Harpreet Sood, a practising GP in London and advisory member for The Access Group, discusses the factors that determine whether neighbourhood health succeeds or stalls.
Twelve months ago, neighbourhood health largely existed as a policy ambition in the 10 Health Year Plan. Today, the operating model is starting to take shape on the ground, and the expectation is that we deliver it at scale. I recently co-chaired a roundtable with Minal Bakhai, former NHS England national director of primary care and community, joined by senior leaders from across health and social care, local government and parliament. The conversation surfaced the delivery factors that, in my view, will determine whether neighbourhood health succeeds or stalls.
Rowan Sil, chief clinical information officer, Leicester, Leicestershire and Rutland Integrated Care Board, spoke about the health campus model in Leicestershire: a weekly, open-door neighbourhood hub where residents access support for health concerns, housing, debt, mental health pressures and wider family needs in a single place. It sounds straightforward. In reality, it has taken years of relationship building across general practice, local authorities and community organisations, with a local community interest company absorbing 350,000 contacts that would ordinarily have sat with primary care.

-------

Questions on the material.
1 - In the article on neighbourhood health, how many contacts did the local community interest company absorb?
2 - Repeat a passage from the article on neighbourhood health word for word. Begin at the words "Harpreet Sood, a" and stop after "will determine whether neighbourhood health succeeds or stalls.".
Rely only on the article on neighbourhood health for your answers.

-------

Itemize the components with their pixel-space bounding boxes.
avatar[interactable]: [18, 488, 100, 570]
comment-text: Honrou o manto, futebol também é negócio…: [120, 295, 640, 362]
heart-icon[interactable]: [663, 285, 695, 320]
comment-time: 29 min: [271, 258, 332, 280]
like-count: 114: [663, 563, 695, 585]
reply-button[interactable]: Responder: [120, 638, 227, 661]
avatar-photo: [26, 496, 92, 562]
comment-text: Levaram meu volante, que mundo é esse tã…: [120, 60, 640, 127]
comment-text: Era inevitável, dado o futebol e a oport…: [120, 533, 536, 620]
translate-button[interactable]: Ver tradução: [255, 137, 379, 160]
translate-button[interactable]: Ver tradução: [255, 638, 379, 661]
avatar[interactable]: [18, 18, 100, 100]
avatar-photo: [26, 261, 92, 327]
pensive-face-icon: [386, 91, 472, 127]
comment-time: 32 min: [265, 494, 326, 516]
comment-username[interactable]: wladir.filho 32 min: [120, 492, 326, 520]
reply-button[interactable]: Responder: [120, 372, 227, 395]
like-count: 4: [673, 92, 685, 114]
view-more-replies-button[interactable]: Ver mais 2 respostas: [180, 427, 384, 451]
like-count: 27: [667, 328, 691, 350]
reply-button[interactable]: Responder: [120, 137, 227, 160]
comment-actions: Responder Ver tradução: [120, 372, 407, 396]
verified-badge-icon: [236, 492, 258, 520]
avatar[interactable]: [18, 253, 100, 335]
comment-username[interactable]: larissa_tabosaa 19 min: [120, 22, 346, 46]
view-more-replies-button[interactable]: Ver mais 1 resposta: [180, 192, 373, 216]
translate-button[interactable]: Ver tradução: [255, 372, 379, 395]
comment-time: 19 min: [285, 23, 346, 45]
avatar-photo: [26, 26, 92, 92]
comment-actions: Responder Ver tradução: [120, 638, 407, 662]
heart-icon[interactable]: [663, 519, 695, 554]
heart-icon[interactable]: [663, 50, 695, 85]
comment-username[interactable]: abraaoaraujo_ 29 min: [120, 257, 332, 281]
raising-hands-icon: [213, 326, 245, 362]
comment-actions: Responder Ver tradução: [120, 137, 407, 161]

-------

Answers to this exercise.
1 - 350,000 contacts that would ordinarily have sat with primary care.

2 -
Harpreet Sood, a practising GP in London and advisory member for The Access Group, discusses the factors that determine whether neighbourhood health succeeds or stalls.
Twelve months ago, neighbourhood health largely existed as a policy ambition in the 10 Health Year Plan. Today, the operating model is starting to take shape on the ground, and the expectation is that we deliver it at scale. I recently co-chaired a roundtable with Minal Bakhai, former NHS England national director of primary care and community, joined by senior leaders from across health and social care, local government and parliament. The conversation surfaced the delivery factors that, in my view, will determine whether neighbourhood health succeeds or stalls.